## Stated exercise:
Of the lines in the entries below, state how many hold the word "content". Say nothing else.

##### Source records #####

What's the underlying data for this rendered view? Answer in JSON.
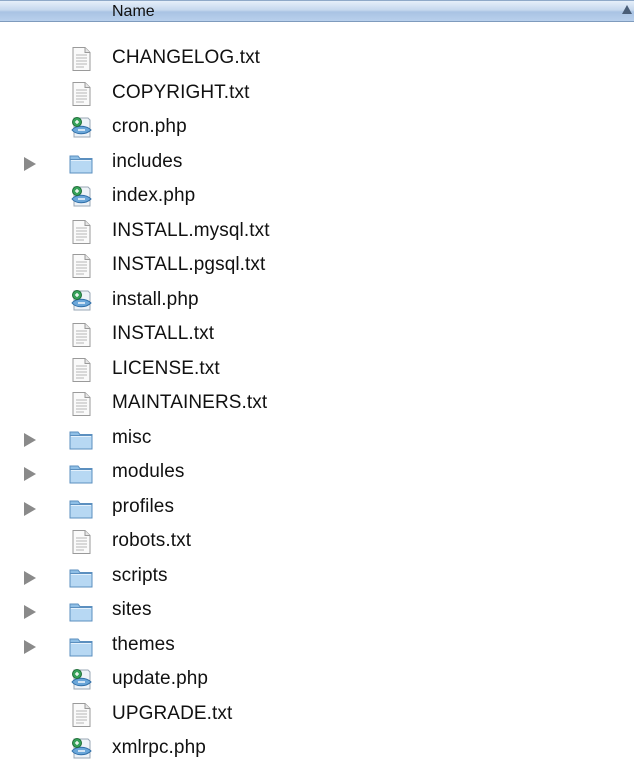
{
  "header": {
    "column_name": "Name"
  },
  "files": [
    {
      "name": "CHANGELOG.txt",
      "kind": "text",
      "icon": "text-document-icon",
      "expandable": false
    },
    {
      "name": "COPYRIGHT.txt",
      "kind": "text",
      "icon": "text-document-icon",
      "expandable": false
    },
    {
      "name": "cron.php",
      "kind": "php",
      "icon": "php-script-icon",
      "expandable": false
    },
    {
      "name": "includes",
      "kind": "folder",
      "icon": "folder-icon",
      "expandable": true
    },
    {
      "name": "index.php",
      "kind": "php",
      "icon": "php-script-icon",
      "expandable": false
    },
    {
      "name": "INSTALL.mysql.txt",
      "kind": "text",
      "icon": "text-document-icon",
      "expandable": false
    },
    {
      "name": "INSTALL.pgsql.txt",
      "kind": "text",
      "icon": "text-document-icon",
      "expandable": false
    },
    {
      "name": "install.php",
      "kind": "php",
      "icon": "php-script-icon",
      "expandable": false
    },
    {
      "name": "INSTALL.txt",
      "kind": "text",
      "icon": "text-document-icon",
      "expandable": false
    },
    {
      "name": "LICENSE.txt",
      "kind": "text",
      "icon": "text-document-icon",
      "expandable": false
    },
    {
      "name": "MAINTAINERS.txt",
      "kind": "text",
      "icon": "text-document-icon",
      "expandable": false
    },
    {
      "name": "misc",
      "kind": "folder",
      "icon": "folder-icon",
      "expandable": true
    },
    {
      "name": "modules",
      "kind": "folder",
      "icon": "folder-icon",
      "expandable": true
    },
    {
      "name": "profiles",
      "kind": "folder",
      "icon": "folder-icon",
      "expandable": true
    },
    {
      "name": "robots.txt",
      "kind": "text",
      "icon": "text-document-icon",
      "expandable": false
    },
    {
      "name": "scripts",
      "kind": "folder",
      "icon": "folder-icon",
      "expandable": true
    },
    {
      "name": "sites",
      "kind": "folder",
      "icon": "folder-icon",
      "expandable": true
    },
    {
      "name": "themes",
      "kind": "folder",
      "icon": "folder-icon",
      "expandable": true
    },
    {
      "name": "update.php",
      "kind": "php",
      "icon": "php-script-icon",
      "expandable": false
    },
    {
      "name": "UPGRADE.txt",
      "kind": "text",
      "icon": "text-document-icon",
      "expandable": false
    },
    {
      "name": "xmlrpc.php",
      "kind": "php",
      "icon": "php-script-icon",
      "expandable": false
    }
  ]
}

#####
##### Source records #####

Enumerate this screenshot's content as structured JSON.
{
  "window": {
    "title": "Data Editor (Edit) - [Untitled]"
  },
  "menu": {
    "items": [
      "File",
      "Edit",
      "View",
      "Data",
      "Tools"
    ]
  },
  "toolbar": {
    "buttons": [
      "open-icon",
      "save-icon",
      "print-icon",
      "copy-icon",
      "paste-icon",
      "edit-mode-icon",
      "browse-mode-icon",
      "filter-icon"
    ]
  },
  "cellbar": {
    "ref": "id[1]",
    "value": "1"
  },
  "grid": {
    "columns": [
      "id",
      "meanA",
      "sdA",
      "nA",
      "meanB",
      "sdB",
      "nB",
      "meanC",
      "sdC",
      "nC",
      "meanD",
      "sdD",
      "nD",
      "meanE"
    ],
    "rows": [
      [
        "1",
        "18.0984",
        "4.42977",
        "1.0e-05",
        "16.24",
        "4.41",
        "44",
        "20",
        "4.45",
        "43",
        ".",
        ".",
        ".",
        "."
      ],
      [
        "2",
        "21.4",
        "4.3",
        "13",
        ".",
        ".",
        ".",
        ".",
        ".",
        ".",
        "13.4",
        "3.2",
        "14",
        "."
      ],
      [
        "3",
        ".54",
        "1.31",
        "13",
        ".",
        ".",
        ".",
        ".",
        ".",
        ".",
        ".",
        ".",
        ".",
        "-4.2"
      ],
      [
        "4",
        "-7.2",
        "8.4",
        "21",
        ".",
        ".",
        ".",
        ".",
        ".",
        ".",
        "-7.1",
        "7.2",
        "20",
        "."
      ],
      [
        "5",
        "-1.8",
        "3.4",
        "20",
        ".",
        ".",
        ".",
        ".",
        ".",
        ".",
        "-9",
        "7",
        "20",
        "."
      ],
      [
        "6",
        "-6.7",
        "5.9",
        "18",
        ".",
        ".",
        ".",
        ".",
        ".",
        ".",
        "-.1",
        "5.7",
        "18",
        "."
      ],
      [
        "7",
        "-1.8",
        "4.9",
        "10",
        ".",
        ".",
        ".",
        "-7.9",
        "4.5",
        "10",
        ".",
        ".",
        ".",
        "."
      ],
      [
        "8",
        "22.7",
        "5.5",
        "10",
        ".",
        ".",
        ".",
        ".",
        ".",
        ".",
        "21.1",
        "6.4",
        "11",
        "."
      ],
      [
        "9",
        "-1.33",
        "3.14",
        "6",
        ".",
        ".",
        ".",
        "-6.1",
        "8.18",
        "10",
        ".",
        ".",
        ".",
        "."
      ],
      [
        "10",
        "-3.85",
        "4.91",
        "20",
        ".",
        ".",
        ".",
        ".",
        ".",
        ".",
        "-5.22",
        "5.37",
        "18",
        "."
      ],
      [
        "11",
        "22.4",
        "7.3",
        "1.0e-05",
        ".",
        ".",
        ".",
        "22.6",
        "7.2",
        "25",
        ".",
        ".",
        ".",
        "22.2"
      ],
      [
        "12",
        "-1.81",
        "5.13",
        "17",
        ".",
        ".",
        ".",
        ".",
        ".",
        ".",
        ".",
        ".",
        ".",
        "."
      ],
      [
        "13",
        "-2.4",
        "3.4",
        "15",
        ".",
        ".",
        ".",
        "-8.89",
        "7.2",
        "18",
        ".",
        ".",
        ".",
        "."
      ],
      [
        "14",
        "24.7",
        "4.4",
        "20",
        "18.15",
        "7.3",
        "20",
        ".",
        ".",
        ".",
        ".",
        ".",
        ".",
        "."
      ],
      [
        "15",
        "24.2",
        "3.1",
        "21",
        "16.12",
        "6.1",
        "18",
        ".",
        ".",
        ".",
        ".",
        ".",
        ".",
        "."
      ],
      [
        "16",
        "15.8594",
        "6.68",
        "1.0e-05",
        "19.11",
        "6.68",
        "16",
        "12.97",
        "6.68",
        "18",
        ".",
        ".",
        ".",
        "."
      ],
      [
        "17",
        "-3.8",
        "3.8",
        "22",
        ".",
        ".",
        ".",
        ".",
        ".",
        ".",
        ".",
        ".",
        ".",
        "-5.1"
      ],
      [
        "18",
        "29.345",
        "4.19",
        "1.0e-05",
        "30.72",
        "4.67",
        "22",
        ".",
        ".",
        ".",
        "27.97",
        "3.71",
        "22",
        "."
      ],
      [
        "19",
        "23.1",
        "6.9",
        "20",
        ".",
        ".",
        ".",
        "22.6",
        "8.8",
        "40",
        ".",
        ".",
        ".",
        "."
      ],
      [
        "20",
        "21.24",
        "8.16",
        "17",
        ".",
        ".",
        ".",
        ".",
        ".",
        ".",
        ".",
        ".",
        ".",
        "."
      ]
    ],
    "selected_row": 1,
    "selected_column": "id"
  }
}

#####
##### Source records #####

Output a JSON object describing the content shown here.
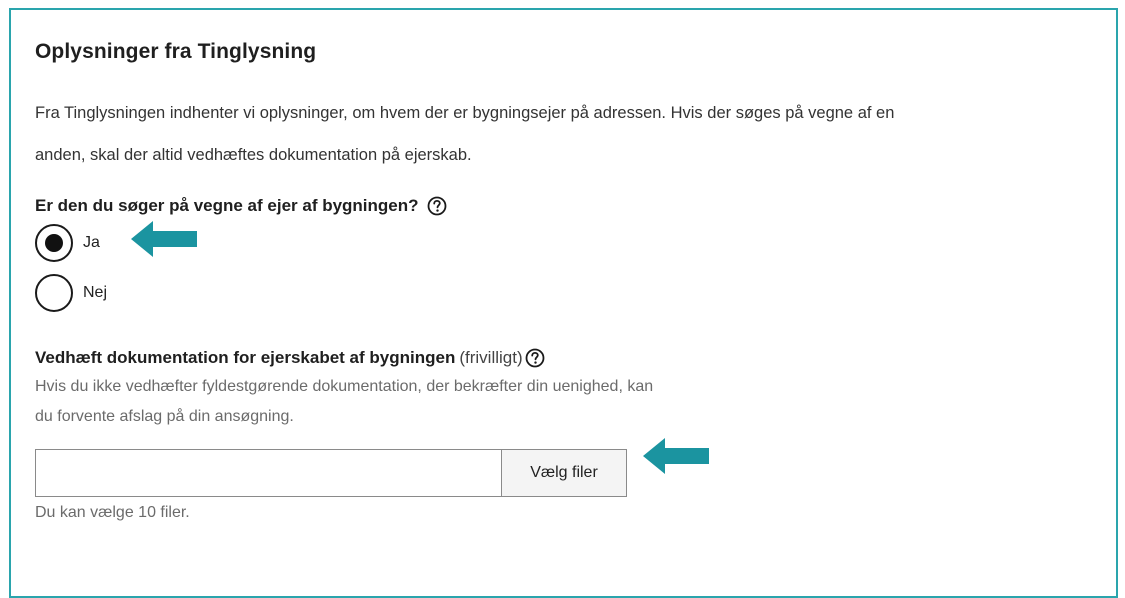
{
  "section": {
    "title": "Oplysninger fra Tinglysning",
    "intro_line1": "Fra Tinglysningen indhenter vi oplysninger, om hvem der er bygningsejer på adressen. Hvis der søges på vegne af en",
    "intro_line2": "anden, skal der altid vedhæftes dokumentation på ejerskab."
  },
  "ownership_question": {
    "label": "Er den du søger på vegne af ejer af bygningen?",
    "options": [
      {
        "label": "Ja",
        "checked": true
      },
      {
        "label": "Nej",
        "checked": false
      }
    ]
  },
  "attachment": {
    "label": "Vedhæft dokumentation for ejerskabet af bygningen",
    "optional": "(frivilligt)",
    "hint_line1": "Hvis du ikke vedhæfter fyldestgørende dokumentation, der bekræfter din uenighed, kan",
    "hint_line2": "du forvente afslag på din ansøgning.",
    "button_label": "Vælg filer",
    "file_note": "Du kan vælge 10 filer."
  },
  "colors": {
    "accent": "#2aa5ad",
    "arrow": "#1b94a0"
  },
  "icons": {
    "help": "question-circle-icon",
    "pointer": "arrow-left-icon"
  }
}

#####

## Written solution:
2